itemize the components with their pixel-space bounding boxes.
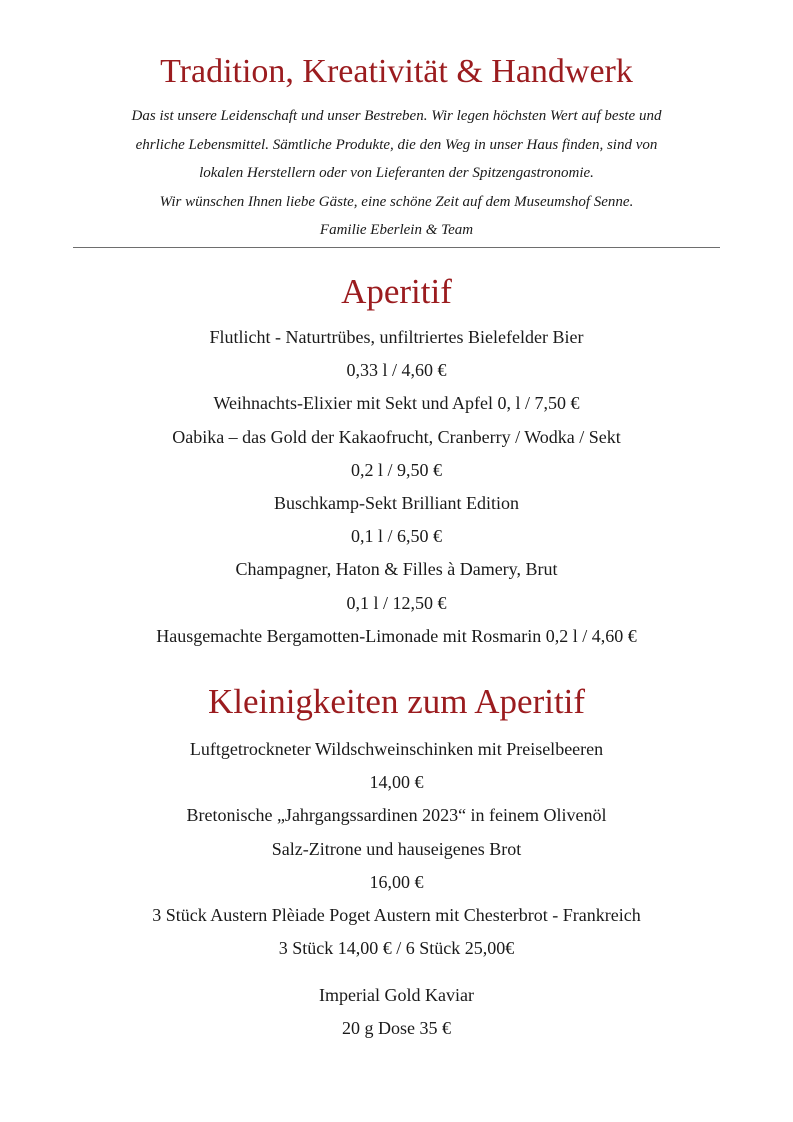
menu-price: 3 Stück 14,00 € / 6 Stück 25,00€ bbox=[278, 938, 515, 959]
menu-item: Bretonische „Jahrgangssardinen 2023“ in feinem Olivenöl bbox=[186, 805, 607, 826]
intro-signature: Familie Eberlein & Team bbox=[319, 222, 474, 238]
menu-item: Hausgemachte Bergamotten-Limonade mit Rosmarin 0,2 l / 4,60 € bbox=[156, 625, 637, 646]
menu-price: 0,1 l / 12,50 € bbox=[346, 592, 447, 613]
section-title-aperitif: Aperitif bbox=[341, 272, 452, 311]
intro-text bbox=[60, 102, 733, 245]
menu-item: 3 Stück Austern Plèiade Poget Austern mit Chesterbrot - Frankreich bbox=[152, 905, 641, 926]
kaviar-list bbox=[0, 979, 793, 1045]
menu-item: Flutlicht - Naturtrübes, unfiltriertes Bielefelder Bier bbox=[209, 327, 584, 347]
menu-price: 20 g Dose 35 € bbox=[342, 1018, 451, 1039]
menu-price: 0,1 l / 6,50 € bbox=[350, 526, 442, 547]
menu-item: Champagner, Haton & Filles à Damery, Brut bbox=[235, 559, 558, 580]
intro-line: ehrliche Lebensmittel. Sämtliche Produkte, die den Weg in unser Haus finden, sind von bbox=[135, 136, 658, 153]
menu-item-detail: Salz-Zitrone und hauseigenes Brot bbox=[271, 838, 522, 859]
menu-price: 0,33 l / 4,60 € bbox=[346, 360, 447, 381]
intro-line: lokalen Herstellern oder von Lieferanten der Spitzengastronomie. bbox=[199, 165, 594, 181]
menu-item: Buschkamp-Sekt Brilliant Edition bbox=[274, 493, 519, 514]
intro-line: Wir wünschen Ihnen liebe Gäste, eine schöne Zeit auf dem Museumshof Senne. bbox=[159, 193, 634, 210]
menu-price: 16,00 € bbox=[369, 871, 424, 892]
intro-line: Das ist unsere Leidenschaft und unser Bestreben. Wir legen höchsten Wert auf beste und bbox=[131, 108, 662, 124]
menu-price: 14,00 € bbox=[369, 772, 424, 793]
aperitif-list bbox=[0, 321, 793, 653]
divider bbox=[73, 247, 720, 248]
kleinigkeiten-list bbox=[0, 733, 793, 965]
section-title-kleinigkeiten: Kleinigkeiten zum Aperitif bbox=[207, 682, 586, 721]
menu-item: Imperial Gold Kaviar bbox=[319, 985, 474, 1005]
menu-item: Luftgetrockneter Wildschweinschinken mit Preiselbeeren bbox=[189, 739, 604, 759]
menu-price: 0,2 l / 9,50 € bbox=[350, 459, 442, 480]
page-title: Tradition, Kreativität & Handwerk bbox=[160, 53, 633, 90]
menu-item: Weihnachts-Elixier mit Sekt und Apfel 0, l / 7,50 € bbox=[213, 393, 580, 414]
menu-item: Oabika – das Gold der Kakaofrucht, Cranberry / Wodka / Sekt bbox=[172, 426, 621, 447]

· · · ·

▶ _YOUR INSTRUCTIONS_: The records above are to be transcribed exactly, with every picture left out.

▶ _REPLY_:
itemize the components with their pixel-space bounding boxes.
menu-price: 3 Stück 14,00 € / 6 Stück 25,00€ bbox=[278, 938, 515, 959]
menu-item: Bretonische „Jahrgangssardinen 2023“ in feinem Olivenöl bbox=[186, 805, 607, 826]
intro-signature: Familie Eberlein & Team bbox=[319, 222, 474, 238]
menu-item: Hausgemachte Bergamotten-Limonade mit Rosmarin 0,2 l / 4,60 € bbox=[156, 625, 637, 646]
menu-price: 0,1 l / 12,50 € bbox=[346, 592, 447, 613]
section-title-aperitif: Aperitif bbox=[341, 272, 452, 311]
intro-text bbox=[60, 102, 733, 245]
menu-item: 3 Stück Austern Plèiade Poget Austern mit Chesterbrot - Frankreich bbox=[152, 905, 641, 926]
kaviar-list bbox=[0, 979, 793, 1045]
menu-item: Flutlicht - Naturtrübes, unfiltriertes Bielefelder Bier bbox=[209, 327, 584, 347]
menu-price: 20 g Dose 35 € bbox=[342, 1018, 451, 1039]
menu-price: 0,1 l / 6,50 € bbox=[350, 526, 442, 547]
menu-item: Champagner, Haton & Filles à Damery, Brut bbox=[235, 559, 558, 580]
intro-line: ehrliche Lebensmittel. Sämtliche Produkte, die den Weg in unser Haus finden, sind von bbox=[135, 136, 658, 153]
menu-item-detail: Salz-Zitrone und hauseigenes Brot bbox=[271, 838, 522, 859]
menu-price: 0,33 l / 4,60 € bbox=[346, 360, 447, 381]
intro-line: lokalen Herstellern oder von Lieferanten der Spitzengastronomie. bbox=[199, 165, 594, 181]
menu-item: Buschkamp-Sekt Brilliant Edition bbox=[274, 493, 519, 514]
intro-line: Wir wünschen Ihnen liebe Gäste, eine schöne Zeit auf dem Museumshof Senne. bbox=[159, 193, 634, 210]
menu-price: 16,00 € bbox=[369, 871, 424, 892]
intro-line: Das ist unsere Leidenschaft und unser Bestreben. Wir legen höchsten Wert auf beste und bbox=[131, 108, 662, 124]
menu-price: 14,00 € bbox=[369, 772, 424, 793]
aperitif-list bbox=[0, 321, 793, 653]
divider bbox=[73, 247, 720, 248]
kleinigkeiten-list bbox=[0, 733, 793, 965]
section-title-kleinigkeiten: Kleinigkeiten zum Aperitif bbox=[207, 682, 586, 721]
menu-item: Imperial Gold Kaviar bbox=[319, 985, 474, 1005]
menu-item: Luftgetrockneter Wildschweinschinken mit Preiselbeeren bbox=[189, 739, 604, 759]
menu-price: 0,2 l / 9,50 € bbox=[350, 459, 442, 480]
page-title: Tradition, Kreativität & Handwerk bbox=[160, 53, 633, 90]
menu-item: Weihnachts-Elixier mit Sekt und Apfel 0, l / 7,50 € bbox=[213, 393, 580, 414]
menu-item: Oabika – das Gold der Kakaofrucht, Cranberry / Wodka / Sekt bbox=[172, 426, 621, 447]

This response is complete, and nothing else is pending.